## JOB
Count every line of these entries that holds the word "this", and reply with the number only.
□ □ □ □ □ □ □
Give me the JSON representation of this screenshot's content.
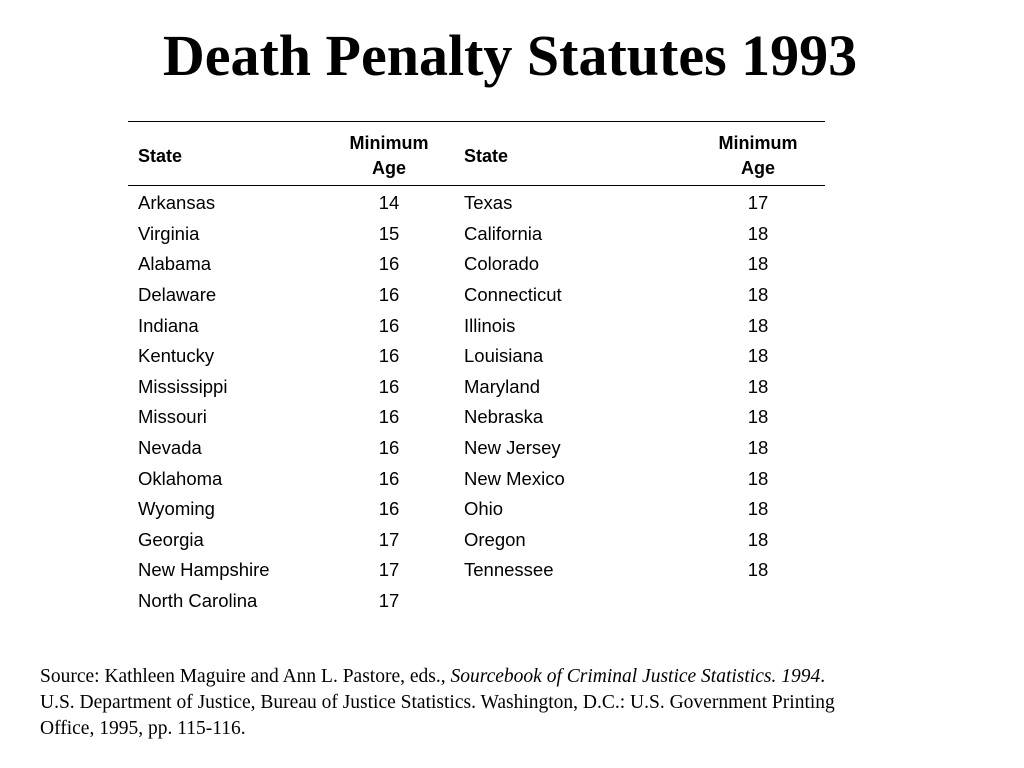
{
  "title": "Death Penalty Statutes 1993",
  "table": {
    "headers": {
      "state": "State",
      "age_line1": "Minimum",
      "age_line2": "Age"
    },
    "left": [
      {
        "state": "Arkansas",
        "age": "14"
      },
      {
        "state": "Virginia",
        "age": "15"
      },
      {
        "state": "Alabama",
        "age": "16"
      },
      {
        "state": "Delaware",
        "age": "16"
      },
      {
        "state": "Indiana",
        "age": "16"
      },
      {
        "state": "Kentucky",
        "age": "16"
      },
      {
        "state": "Mississippi",
        "age": "16"
      },
      {
        "state": "Missouri",
        "age": "16"
      },
      {
        "state": "Nevada",
        "age": "16"
      },
      {
        "state": "Oklahoma",
        "age": "16"
      },
      {
        "state": "Wyoming",
        "age": "16"
      },
      {
        "state": "Georgia",
        "age": "17"
      },
      {
        "state": "New Hampshire",
        "age": "17"
      },
      {
        "state": "North Carolina",
        "age": "17"
      }
    ],
    "right": [
      {
        "state": "Texas",
        "age": "17"
      },
      {
        "state": "California",
        "age": "18"
      },
      {
        "state": "Colorado",
        "age": "18"
      },
      {
        "state": "Connecticut",
        "age": "18"
      },
      {
        "state": "Illinois",
        "age": "18"
      },
      {
        "state": "Louisiana",
        "age": "18"
      },
      {
        "state": "Maryland",
        "age": "18"
      },
      {
        "state": "Nebraska",
        "age": "18"
      },
      {
        "state": "New Jersey",
        "age": "18"
      },
      {
        "state": "New Mexico",
        "age": "18"
      },
      {
        "state": "Ohio",
        "age": "18"
      },
      {
        "state": "Oregon",
        "age": "18"
      },
      {
        "state": "Tennessee",
        "age": "18"
      }
    ]
  },
  "source": {
    "prefix": "Source:  Kathleen Maguire and Ann L. Pastore, eds., ",
    "italic": "Sourcebook of Criminal Justice Statistics. 1994",
    "suffix": ". U.S. Department of Justice, Bureau of Justice Statistics. Washington, D.C.: U.S. Government Printing Office, 1995, pp. 115-116."
  }
}
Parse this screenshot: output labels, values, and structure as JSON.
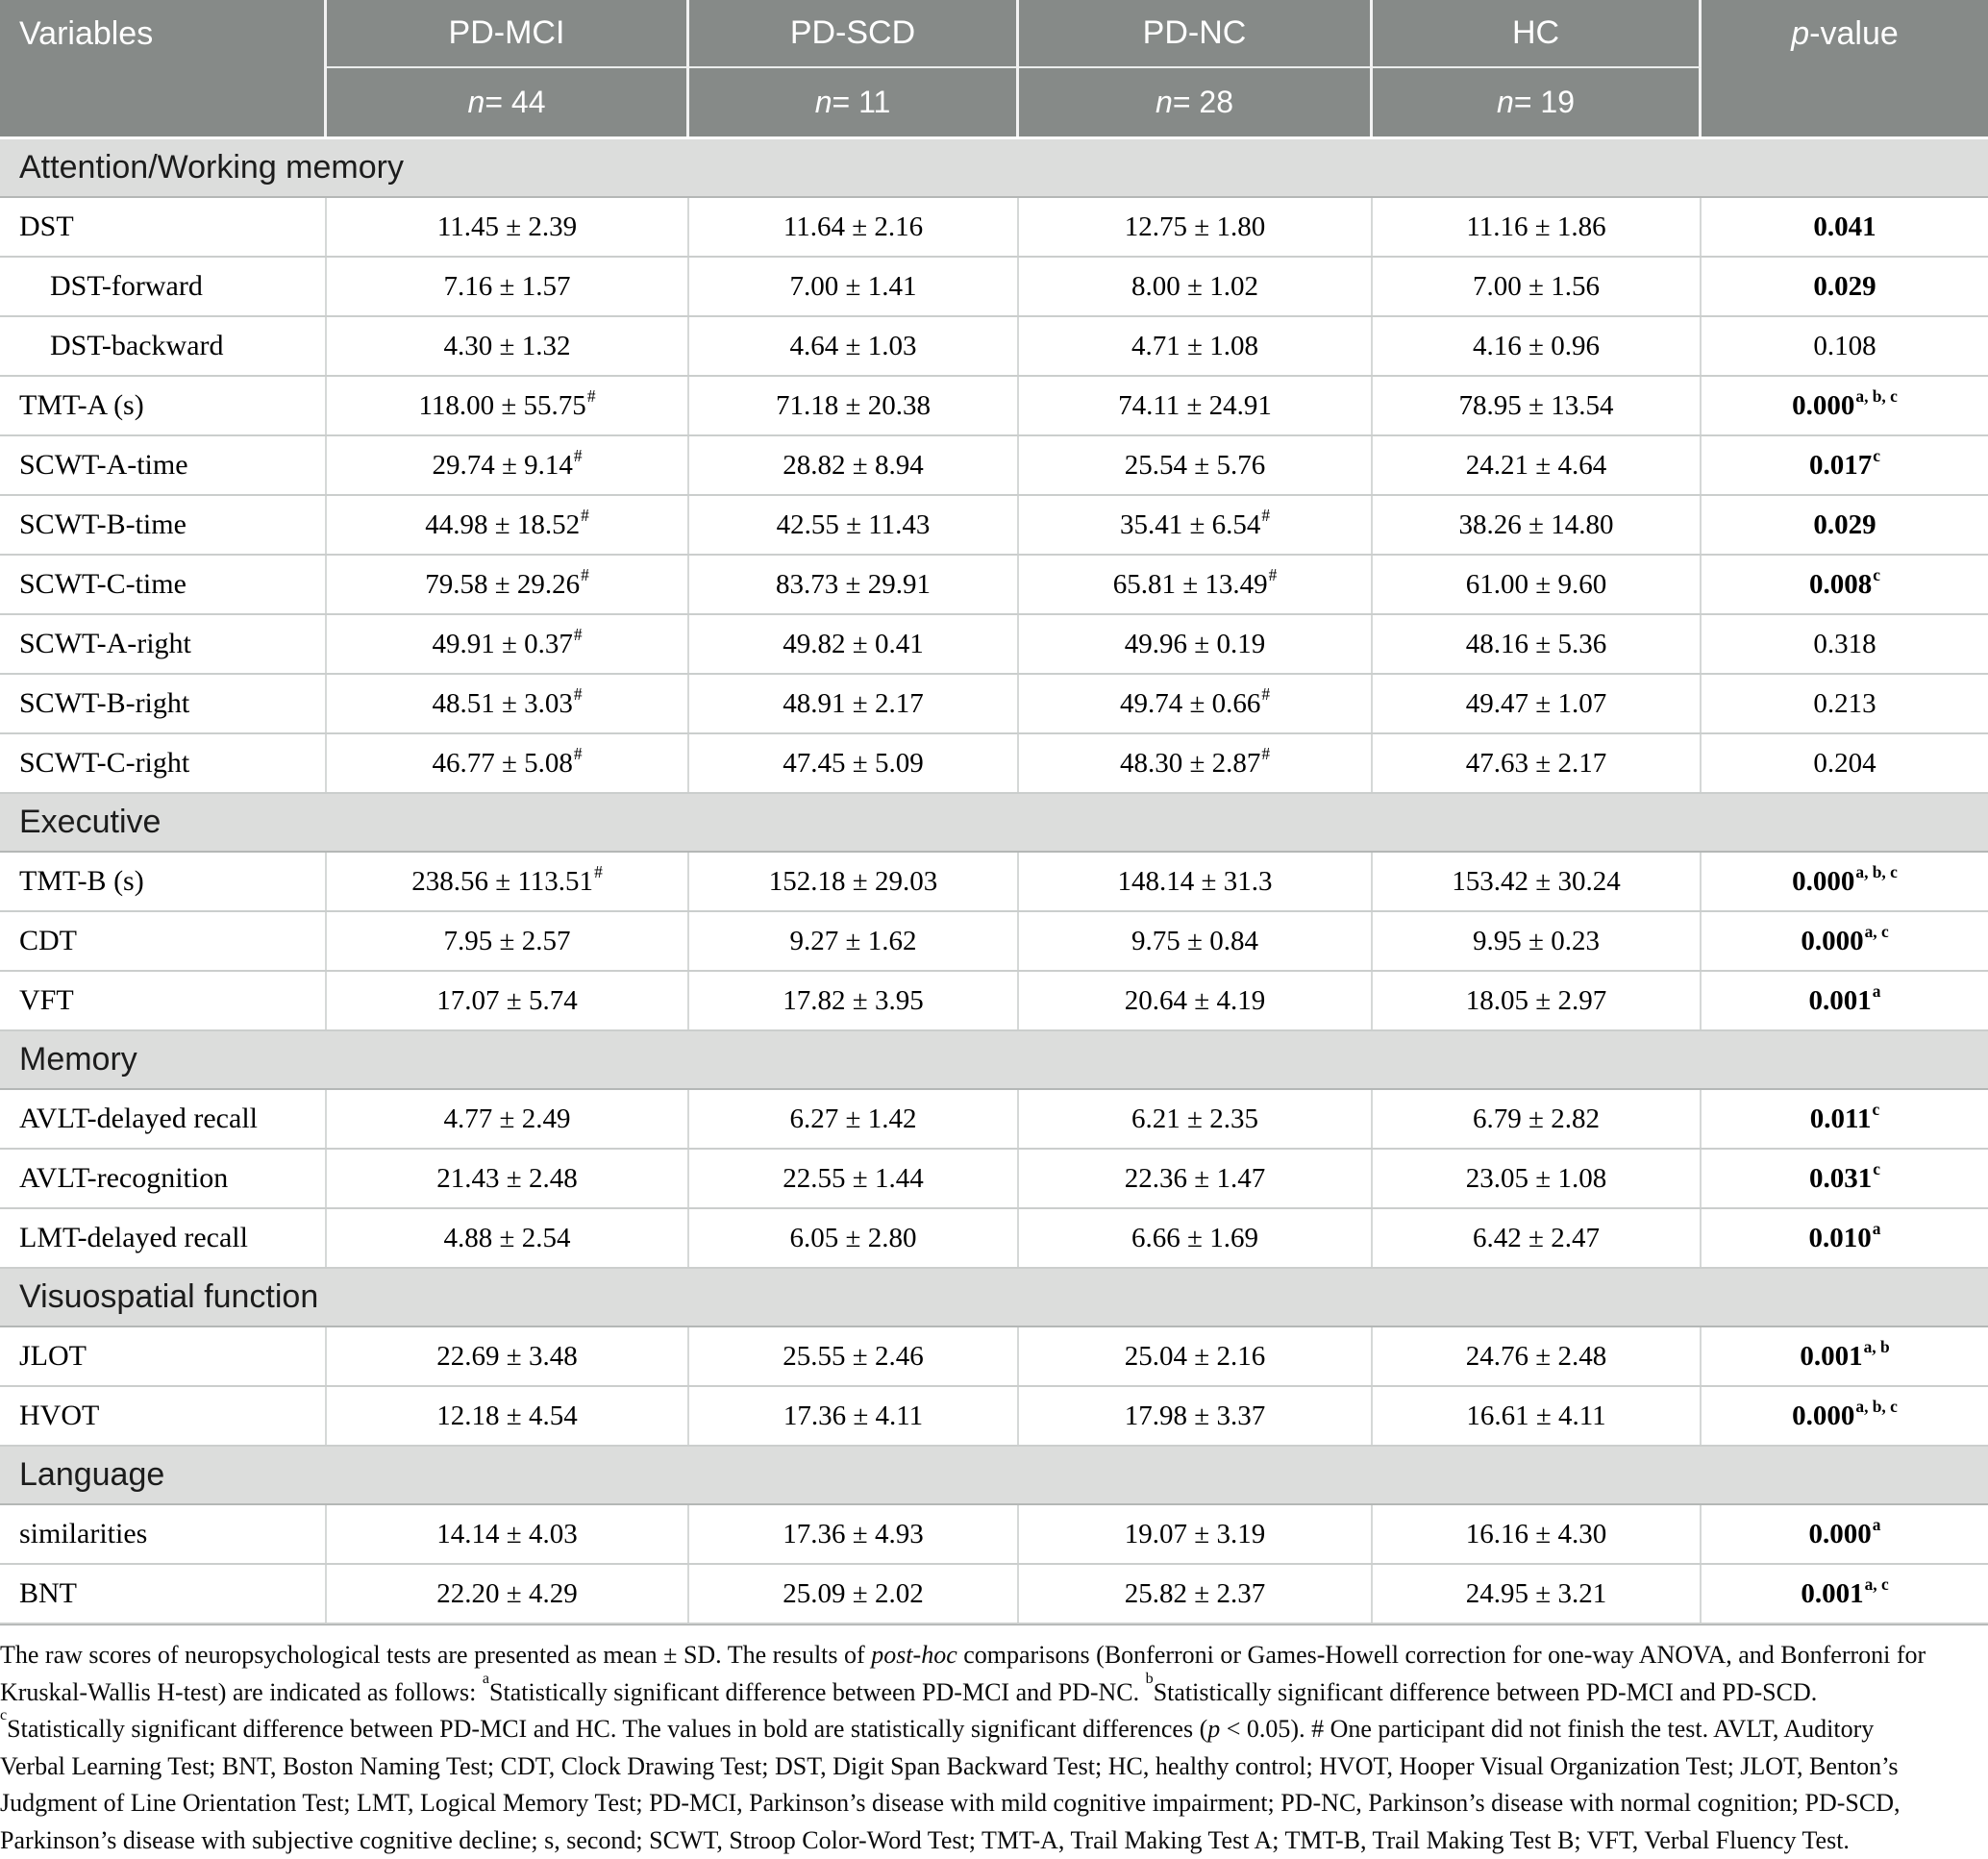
□ □ □ □ □ □ □
## CORRECT OUTPUT
2